**Consignes**
- a) Recopiez mot pour mot le passage du texte sur Svetlana Alexievitch qui commence par "Née en 1948, l'écrivaine" et s'achève sur "la répression, féroce.".
- b) Répondez à ces questions d'après le texte sur Svetlana Alexievitch :
(i) En quelle année l'écrivaine est-elle née ?
(ii) Depuis combien d'années Alexandre Loukachenko est-il au pouvoir ?
(iii) Quelle distinction l'auteure a-t-elle reçue en 2015 ?
- c) Indiquez si chacune des affirmations suivantes concorde avec le texte sur Svetlana Alexievitch, en répondant par oui ou par non et en citant les mots du texte qui tranchent :
(i) L'écrivaine a été convoquée pour un interrogatoire le 26 août.
(ii) Les manifestations ont lieu chaque week-end depuis le 4 juillet.
(iii) Michel Eltchaninoff est présenté comme un historien.

**Texte source**
---
Quand ils l'ont convoquée pour l'interroger le 26 août, Svetlana Alexievitch a dû se dire : "C'est mon tour." Et quoi, après ? La prison ? La torture ? Elle ne s'est pas soumise.

Née en 1948, l'écrivaine biélorusse n'ignore rien de la mécanique soviétique appliquée à la lettre par le président Alexandre Loukachenko, au pouvoir depuis vingt-six ans. Réélu au terme d'un scrutin frauduleux, celui qu'elle décrit comme "une brute inculte" n'offre qu'une réponse aux milliers de manifestantes qui, chaque week-end depuis le 4 août, demandent son départ : la répression, féroce.

"Des gens ont été retrouvés pendus dans les bois", nous avertit le philosophe Michel Eltchaninoff, auteur des Nouveaux dissidents (*) . D'autres ont disparu ou ont été torturés. Pas Alexievitch, pas encore. L'auteure, qui a reçu le prix Nobel de littérature en 2015, est-elle protégée par sa notoriété ?
---
**Données**
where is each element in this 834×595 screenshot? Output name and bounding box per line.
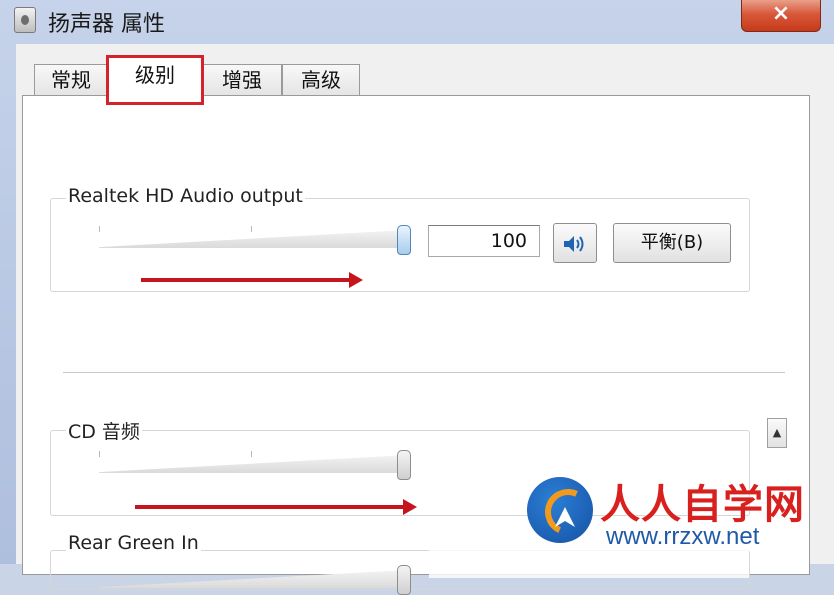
close-button[interactable]: × — [741, 0, 821, 32]
speaker-icon — [564, 236, 584, 252]
slider-tick — [251, 451, 252, 457]
window-frame: 扬声器 属性 × 常规 级别 增强 高级 Realtek HD Audio ou… — [0, 0, 834, 595]
tab-enhancements[interactable]: 增强 — [202, 64, 282, 96]
slider-thumb[interactable] — [397, 450, 411, 480]
volume-slider-cd-audio[interactable] — [99, 450, 411, 480]
section-divider — [63, 372, 785, 373]
arrow-up-icon: ▲ — [772, 426, 782, 439]
tab-highlight-box — [106, 55, 204, 105]
volume-slider-realtek[interactable] — [99, 225, 411, 255]
slider-tick — [99, 226, 100, 232]
slider-track — [99, 570, 407, 588]
mute-button[interactable] — [553, 223, 597, 263]
slider-tick — [251, 226, 252, 232]
red-annotation-arrow — [135, 499, 417, 515]
device-name-cd-audio: CD 音频 — [66, 417, 142, 444]
balance-button[interactable]: 平衡(B) — [613, 223, 731, 263]
slider-track — [99, 455, 407, 473]
watermark-url: www.rrzxw.net — [606, 523, 760, 550]
tab-advanced[interactable]: 高级 — [282, 64, 360, 96]
speaker-app-icon — [14, 7, 36, 33]
volume-value-field[interactable]: 100 — [428, 225, 540, 257]
red-annotation-arrow — [141, 272, 363, 288]
title-bar[interactable]: 扬声器 属性 × — [0, 0, 834, 44]
watermark-logo-icon — [527, 477, 593, 543]
slider-track — [99, 230, 407, 248]
slider-thumb[interactable] — [397, 565, 411, 595]
close-icon: × — [771, 1, 791, 26]
device-name-realtek: Realtek HD Audio output — [66, 185, 305, 207]
slider-thumb[interactable] — [397, 225, 411, 255]
device-name-rear-green-in: Rear Green In — [66, 532, 201, 554]
tab-general[interactable]: 常规 — [34, 64, 108, 96]
slider-tick — [99, 451, 100, 457]
volume-slider-rear-green-in[interactable] — [99, 565, 411, 595]
watermark-text: 人人自学网 — [600, 482, 805, 528]
window-title: 扬声器 属性 — [48, 12, 165, 37]
blurred-controls — [429, 548, 749, 578]
scroll-up-button[interactable]: ▲ — [767, 418, 787, 448]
---
**Réponses**
- a)
Née en 1948, l'écrivaine biélorusse n'ignore rien de la mécanique soviétique appliquée à la lettre par le président Alexandre Loukachenko, au pouvoir depuis vingt-six ans. Réélu au terme d'un scrutin frauduleux, celui qu'elle décrit comme "une brute inculte" n'offre qu'une réponse aux milliers de manifestantes qui, chaque week-end depuis le 4 août, demandent son départ : la répression, féroce.

- b)
(i) En 1948.
(ii) Depuis vingt-six ans.
(iii) Le prix Nobel de littérature.

- c)
(i) Oui : "Quand ils l'ont convoquée pour l'interroger le 26 août".
(ii) Non : "chaque week-end depuis le 4 août".
(iii) Non : "le philosophe Michel Eltchaninoff".